Problem statement: Output all lines exactly, with nothing added or dropped.

━━ Supplied material

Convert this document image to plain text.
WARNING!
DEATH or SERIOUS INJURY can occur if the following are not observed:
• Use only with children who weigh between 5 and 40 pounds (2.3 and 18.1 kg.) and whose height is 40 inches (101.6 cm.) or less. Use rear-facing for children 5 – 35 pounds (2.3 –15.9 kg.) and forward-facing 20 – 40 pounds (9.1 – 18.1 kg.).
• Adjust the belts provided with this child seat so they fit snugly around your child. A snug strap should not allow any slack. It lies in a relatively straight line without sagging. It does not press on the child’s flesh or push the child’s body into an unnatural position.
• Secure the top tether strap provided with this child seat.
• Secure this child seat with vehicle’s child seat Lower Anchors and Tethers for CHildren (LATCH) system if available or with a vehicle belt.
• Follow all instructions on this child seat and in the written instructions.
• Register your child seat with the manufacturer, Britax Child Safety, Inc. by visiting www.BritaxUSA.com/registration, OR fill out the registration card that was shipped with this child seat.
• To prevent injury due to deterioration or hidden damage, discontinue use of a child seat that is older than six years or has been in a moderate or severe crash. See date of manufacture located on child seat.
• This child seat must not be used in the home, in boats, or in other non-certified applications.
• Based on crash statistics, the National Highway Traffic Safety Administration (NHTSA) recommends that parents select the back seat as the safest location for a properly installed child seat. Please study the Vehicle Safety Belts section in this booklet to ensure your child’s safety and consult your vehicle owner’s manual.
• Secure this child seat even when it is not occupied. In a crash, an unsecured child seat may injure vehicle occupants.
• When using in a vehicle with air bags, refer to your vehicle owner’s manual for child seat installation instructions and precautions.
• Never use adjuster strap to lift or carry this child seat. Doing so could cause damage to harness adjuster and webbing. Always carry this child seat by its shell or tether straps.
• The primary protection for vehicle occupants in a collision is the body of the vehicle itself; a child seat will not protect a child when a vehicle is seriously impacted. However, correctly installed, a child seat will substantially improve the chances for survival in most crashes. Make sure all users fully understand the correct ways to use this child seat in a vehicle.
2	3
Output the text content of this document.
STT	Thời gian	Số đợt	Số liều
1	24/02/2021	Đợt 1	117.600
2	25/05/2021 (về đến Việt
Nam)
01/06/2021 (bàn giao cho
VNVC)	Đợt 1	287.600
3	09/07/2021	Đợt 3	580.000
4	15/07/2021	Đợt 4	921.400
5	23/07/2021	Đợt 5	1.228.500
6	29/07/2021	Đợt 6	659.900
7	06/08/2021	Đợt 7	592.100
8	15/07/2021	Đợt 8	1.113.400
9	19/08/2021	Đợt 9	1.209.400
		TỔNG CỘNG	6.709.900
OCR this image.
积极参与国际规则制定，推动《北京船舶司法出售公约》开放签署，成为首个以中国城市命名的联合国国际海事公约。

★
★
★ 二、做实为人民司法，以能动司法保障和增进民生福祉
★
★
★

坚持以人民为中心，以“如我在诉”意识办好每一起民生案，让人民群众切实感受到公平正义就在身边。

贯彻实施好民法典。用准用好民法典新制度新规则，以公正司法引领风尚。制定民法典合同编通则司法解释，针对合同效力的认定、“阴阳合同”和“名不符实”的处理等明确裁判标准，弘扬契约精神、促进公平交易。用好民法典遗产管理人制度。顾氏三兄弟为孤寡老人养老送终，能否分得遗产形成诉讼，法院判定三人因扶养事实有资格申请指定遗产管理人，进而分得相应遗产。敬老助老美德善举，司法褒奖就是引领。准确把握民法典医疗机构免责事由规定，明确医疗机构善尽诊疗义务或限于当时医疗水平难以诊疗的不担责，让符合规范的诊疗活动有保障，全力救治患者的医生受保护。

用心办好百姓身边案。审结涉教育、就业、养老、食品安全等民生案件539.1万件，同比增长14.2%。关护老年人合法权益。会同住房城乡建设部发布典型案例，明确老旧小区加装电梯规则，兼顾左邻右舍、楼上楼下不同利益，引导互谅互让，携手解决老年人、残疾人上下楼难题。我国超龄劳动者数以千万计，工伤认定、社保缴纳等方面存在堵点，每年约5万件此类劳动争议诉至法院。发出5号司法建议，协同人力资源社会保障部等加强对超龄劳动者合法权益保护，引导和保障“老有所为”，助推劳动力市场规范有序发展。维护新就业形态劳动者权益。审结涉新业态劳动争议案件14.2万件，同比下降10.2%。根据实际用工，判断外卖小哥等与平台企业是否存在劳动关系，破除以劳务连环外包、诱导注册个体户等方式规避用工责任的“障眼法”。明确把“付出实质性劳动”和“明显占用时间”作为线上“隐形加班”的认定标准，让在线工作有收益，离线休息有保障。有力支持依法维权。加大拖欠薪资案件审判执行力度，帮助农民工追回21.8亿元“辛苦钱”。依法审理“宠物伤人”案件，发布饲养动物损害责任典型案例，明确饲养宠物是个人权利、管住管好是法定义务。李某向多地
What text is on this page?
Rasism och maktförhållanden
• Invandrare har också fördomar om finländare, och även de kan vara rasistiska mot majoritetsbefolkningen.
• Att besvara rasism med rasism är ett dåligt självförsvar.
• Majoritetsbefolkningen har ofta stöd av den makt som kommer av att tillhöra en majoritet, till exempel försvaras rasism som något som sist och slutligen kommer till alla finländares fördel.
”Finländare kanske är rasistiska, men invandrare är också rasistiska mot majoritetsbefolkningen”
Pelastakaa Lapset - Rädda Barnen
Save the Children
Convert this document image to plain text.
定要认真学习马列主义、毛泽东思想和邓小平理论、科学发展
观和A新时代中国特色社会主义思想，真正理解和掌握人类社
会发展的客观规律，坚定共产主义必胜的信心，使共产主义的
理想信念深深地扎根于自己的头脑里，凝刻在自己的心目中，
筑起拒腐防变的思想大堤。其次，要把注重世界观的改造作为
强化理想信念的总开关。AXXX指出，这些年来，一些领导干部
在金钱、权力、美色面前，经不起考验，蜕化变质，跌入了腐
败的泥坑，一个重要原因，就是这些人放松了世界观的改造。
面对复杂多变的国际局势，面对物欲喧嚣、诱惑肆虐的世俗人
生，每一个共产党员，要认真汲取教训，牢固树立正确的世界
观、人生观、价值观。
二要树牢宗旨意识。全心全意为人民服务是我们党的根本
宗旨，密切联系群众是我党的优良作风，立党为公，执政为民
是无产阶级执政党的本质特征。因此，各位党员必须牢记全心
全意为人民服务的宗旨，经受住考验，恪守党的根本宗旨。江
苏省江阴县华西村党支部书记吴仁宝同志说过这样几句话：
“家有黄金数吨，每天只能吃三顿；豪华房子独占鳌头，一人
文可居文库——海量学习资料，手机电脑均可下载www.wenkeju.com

━━━━

The output:
Convert this document image to plain text.
WARNING!
DEATH or SERIOUS INJURY can occur if the following are not observed:
• Use only with children who weigh between 5 and 40 pounds (2.3 and 18.1 kg.) and whose height is 40 inches (101.6 cm.) or less. Use rear-facing for children 5 – 35 pounds (2.3 –15.9 kg.) and forward-facing 20 – 40 pounds (9.1 – 18.1 kg.).
• Adjust the belts provided with this child seat so they fit snugly around your child. A snug strap should not allow any slack. It lies in a relatively straight line without sagging. It does not press on the child’s flesh or push the child’s body into an unnatural position.
• Secure the top tether strap provided with this child seat.
• Secure this child seat with vehicle’s child seat Lower Anchors and Tethers for CHildren (LATCH) system if available or with a vehicle belt.
• Follow all instructions on this child seat and in the written instructions.
• Register your child seat with the manufacturer, Britax Child Safety, Inc. by visiting www.BritaxUSA.com/registration, OR fill out the registration card that was shipped with this child seat.
• To prevent injury due to deterioration or hidden damage, discontinue use of a child seat that is older than six years or has been in a moderate or severe crash. See date of manufacture located on child seat.
• This child seat must not be used in the home, in boats, or in other non-certified applications.
• Based on crash statistics, the National Highway Traffic Safety Administration (NHTSA) recommends that parents select the back seat as the safest location for a properly installed child seat. Please study the Vehicle Safety Belts section in this booklet to ensure your child’s safety and consult your vehicle owner’s manual.
• Secure this child seat even when it is not occupied. In a crash, an unsecured child seat may injure vehicle occupants.
• When using in a vehicle with air bags, refer to your vehicle owner’s manual for child seat installation instructions and precautions.
• Never use adjuster strap to lift or carry this child seat. Doing so could cause damage to harness adjuster and webbing. Always carry this child seat by its shell or tether straps.
• The primary protection for vehicle occupants in a collision is the body of the vehicle itself; a child seat will not protect a child when a vehicle is seriously impacted. However, correctly installed, a child seat will substantially improve the chances for survival in most crashes. Make sure all users fully understand the correct ways to use this child seat in a vehicle.
2	3
Output the text content of this document.
STT	Thời gian	Số đợt	Số liều
1	24/02/2021	Đợt 1	117.600
2	25/05/2021 (về đến Việt
Nam)
01/06/2021 (bàn giao cho
VNVC)	Đợt 1	287.600
3	09/07/2021	Đợt 3	580.000
4	15/07/2021	Đợt 4	921.400
5	23/07/2021	Đợt 5	1.228.500
6	29/07/2021	Đợt 6	659.900
7	06/08/2021	Đợt 7	592.100
8	15/07/2021	Đợt 8	1.113.400
9	19/08/2021	Đợt 9	1.209.400
		TỔNG CỘNG	6.709.900
OCR this image.
积极参与国际规则制定，推动《北京船舶司法出售公约》开放签署，成为首个以中国城市命名的联合国国际海事公约。

★
★
★ 二、做实为人民司法，以能动司法保障和增进民生福祉
★
★
★

坚持以人民为中心，以“如我在诉”意识办好每一起民生案，让人民群众切实感受到公平正义就在身边。

贯彻实施好民法典。用准用好民法典新制度新规则，以公正司法引领风尚。制定民法典合同编通则司法解释，针对合同效力的认定、“阴阳合同”和“名不符实”的处理等明确裁判标准，弘扬契约精神、促进公平交易。用好民法典遗产管理人制度。顾氏三兄弟为孤寡老人养老送终，能否分得遗产形成诉讼，法院判定三人因扶养事实有资格申请指定遗产管理人，进而分得相应遗产。敬老助老美德善举，司法褒奖就是引领。准确把握民法典医疗机构免责事由规定，明确医疗机构善尽诊疗义务或限于当时医疗水平难以诊疗的不担责，让符合规范的诊疗活动有保障，全力救治患者的医生受保护。

用心办好百姓身边案。审结涉教育、就业、养老、食品安全等民生案件539.1万件，同比增长14.2%。关护老年人合法权益。会同住房城乡建设部发布典型案例，明确老旧小区加装电梯规则，兼顾左邻右舍、楼上楼下不同利益，引导互谅互让，携手解决老年人、残疾人上下楼难题。我国超龄劳动者数以千万计，工伤认定、社保缴纳等方面存在堵点，每年约5万件此类劳动争议诉至法院。发出5号司法建议，协同人力资源社会保障部等加强对超龄劳动者合法权益保护，引导和保障“老有所为”，助推劳动力市场规范有序发展。维护新就业形态劳动者权益。审结涉新业态劳动争议案件14.2万件，同比下降10.2%。根据实际用工，判断外卖小哥等与平台企业是否存在劳动关系，破除以劳务连环外包、诱导注册个体户等方式规避用工责任的“障眼法”。明确把“付出实质性劳动”和“明显占用时间”作为线上“隐形加班”的认定标准，让在线工作有收益，离线休息有保障。有力支持依法维权。加大拖欠薪资案件审判执行力度，帮助农民工追回21.8亿元“辛苦钱”。依法审理“宠物伤人”案件，发布饲养动物损害责任典型案例，明确饲养宠物是个人权利、管住管好是法定义务。李某向多地
What text is on this page?
Rasism och maktförhållanden
• Invandrare har också fördomar om finländare, och även de kan vara rasistiska mot majoritetsbefolkningen.
• Att besvara rasism med rasism är ett dåligt självförsvar.
• Majoritetsbefolkningen har ofta stöd av den makt som kommer av att tillhöra en majoritet, till exempel försvaras rasism som något som sist och slutligen kommer till alla finländares fördel.
”Finländare kanske är rasistiska, men invandrare är också rasistiska mot majoritetsbefolkningen”
Pelastakaa Lapset - Rädda Barnen
Save the Children
Convert this document image to plain text.
定要认真学习马列主义、毛泽东思想和邓小平理论、科学发展
观和A新时代中国特色社会主义思想，真正理解和掌握人类社
会发展的客观规律，坚定共产主义必胜的信心，使共产主义的
理想信念深深地扎根于自己的头脑里，凝刻在自己的心目中，
筑起拒腐防变的思想大堤。其次，要把注重世界观的改造作为
强化理想信念的总开关。AXXX指出，这些年来，一些领导干部
在金钱、权力、美色面前，经不起考验，蜕化变质，跌入了腐
败的泥坑，一个重要原因，就是这些人放松了世界观的改造。
面对复杂多变的国际局势，面对物欲喧嚣、诱惑肆虐的世俗人
生，每一个共产党员，要认真汲取教训，牢固树立正确的世界
观、人生观、价值观。
二要树牢宗旨意识。全心全意为人民服务是我们党的根本
宗旨，密切联系群众是我党的优良作风，立党为公，执政为民
是无产阶级执政党的本质特征。因此，各位党员必须牢记全心
全意为人民服务的宗旨，经受住考验，恪守党的根本宗旨。江
苏省江阴县华西村党支部书记吴仁宝同志说过这样几句话：
“家有黄金数吨，每天只能吃三顿；豪华房子独占鳌头，一人
文可居文库——海量学习资料，手机电脑均可下载www.wenkeju.com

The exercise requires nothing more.